◆ SHORT EXERCISE
Determine how many lines contain the string "滾珠螺桿". Reply with that figure and nothing else.

Stored items:
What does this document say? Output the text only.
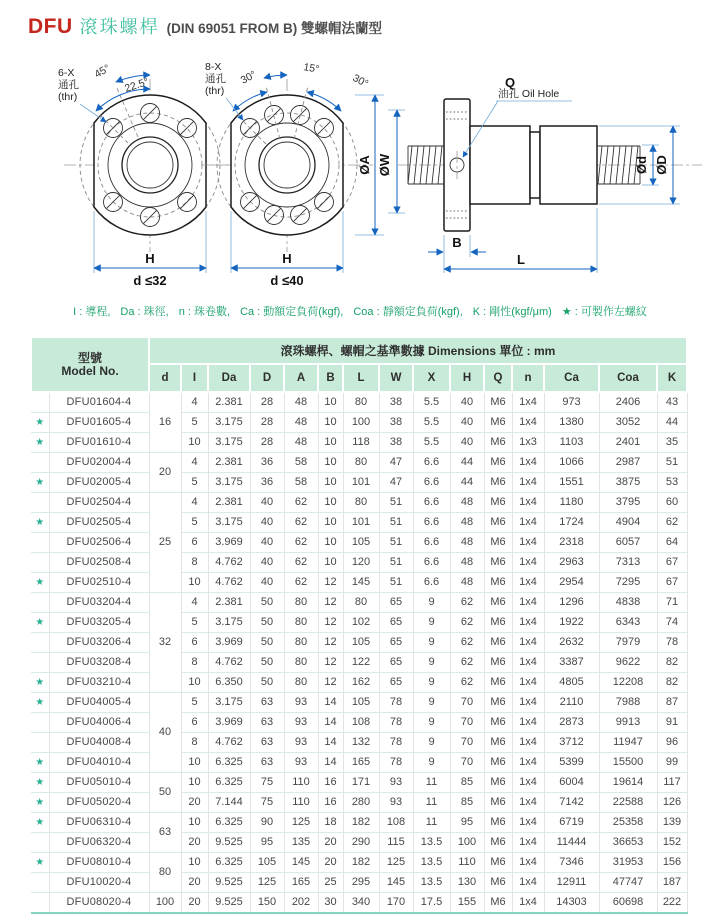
DFU 滾珠螺桿 (DIN 69051 FROM B) 雙螺帽法蘭型
45°
22.5°
6-X
通孔
(thr)
H
d ≤32
30°
15°
30°
8-X
通孔
(thr)
H
d ≤40
ØA
Q
油孔 Oil Hole
ØW	Ød ØD
B
L
I : 導程, Da : 珠徑, n : 珠卷數, Ca : 動額定負荷(kgf), Coa : 靜額定負荷(kgf), K : 剛性(kgf/μm) ★ : 可製作左螺紋
型號
Model No.		滾珠螺桿、螺帽之基準數據 Dimensions 單位 : mm														
		d	I	Da	D	A	B	L	W	X	H	Q	n	Ca	Coa	K
	DFU01604-4	16	4	2.381	28	48	10	80	38	5.5	40	M6	1x4	973	2406	43
★	DFU01605-4		5	3.175	28	48	10	100	38	5.5	40	M6	1x4	1380	3052	44
★	DFU01610-4		10	3.175	28	48	10	118	38	5.5	40	M6	1x3	1103	2401	35
	DFU02004-4	20	4	2.381	36	58	10	80	47	6.6	44	M6	1x4	1066	2987	51
★	DFU02005-4		5	3.175	36	58	10	101	47	6.6	44	M6	1x4	1551	3875	53
	DFU02504-4	25	4	2.381	40	62	10	80	51	6.6	48	M6	1x4	1180	3795	60
★	DFU02505-4		5	3.175	40	62	10	101	51	6.6	48	M6	1x4	1724	4904	62
	DFU02506-4		6	3.969	40	62	10	105	51	6.6	48	M6	1x4	2318	6057	64
	DFU02508-4		8	4.762	40	62	10	120	51	6.6	48	M6	1x4	2963	7313	67
★	DFU02510-4		10	4.762	40	62	12	145	51	6.6	48	M6	1x4	2954	7295	67
	DFU03204-4	32	4	2.381	50	80	12	80	65	9	62	M6	1x4	1296	4838	71
★	DFU03205-4		5	3.175	50	80	12	102	65	9	62	M6	1x4	1922	6343	74
	DFU03206-4		6	3.969	50	80	12	105	65	9	62	M6	1x4	2632	7979	78
	DFU03208-4		8	4.762	50	80	12	122	65	9	62	M6	1x4	3387	9622	82
★	DFU03210-4		10	6.350	50	80	12	162	65	9	62	M6	1x4	4805	12208	82
★	DFU04005-4	40	5	3.175	63	93	14	105	78	9	70	M6	1x4	2110	7988	87
	DFU04006-4		6	3.969	63	93	14	108	78	9	70	M6	1x4	2873	9913	91
	DFU04008-4		8	4.762	63	93	14	132	78	9	70	M6	1x4	3712	11947	96
★	DFU04010-4		10	6.325	63	93	14	165	78	9	70	M6	1x4	5399	15500	99
★	DFU05010-4	50	10	6.325	75	110	16	171	93	11	85	M6	1x4	6004	19614	117
★	DFU05020-4		20	7.144	75	110	16	280	93	11	85	M6	1x4	7142	22588	126
★	DFU06310-4	63	10	6.325	90	125	18	182	108	11	95	M6	1x4	6719	25358	139
	DFU06320-4		20	9.525	95	135	20	290	115	13.5	100	M6	1x4	11444	36653	152
★	DFU08010-4	80	10	6.325	105	145	20	182	125	13.5	110	M6	1x4	7346	31953	156
	DFU10020-4		20	9.525	125	165	25	295	145	13.5	130	M6	1x4	12911	47747	187
	DFU08020-4	100	20	9.525	150	202	30	340	170	17.5	155	M6	1x4	14303	60698	222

◆ RESPONSE
2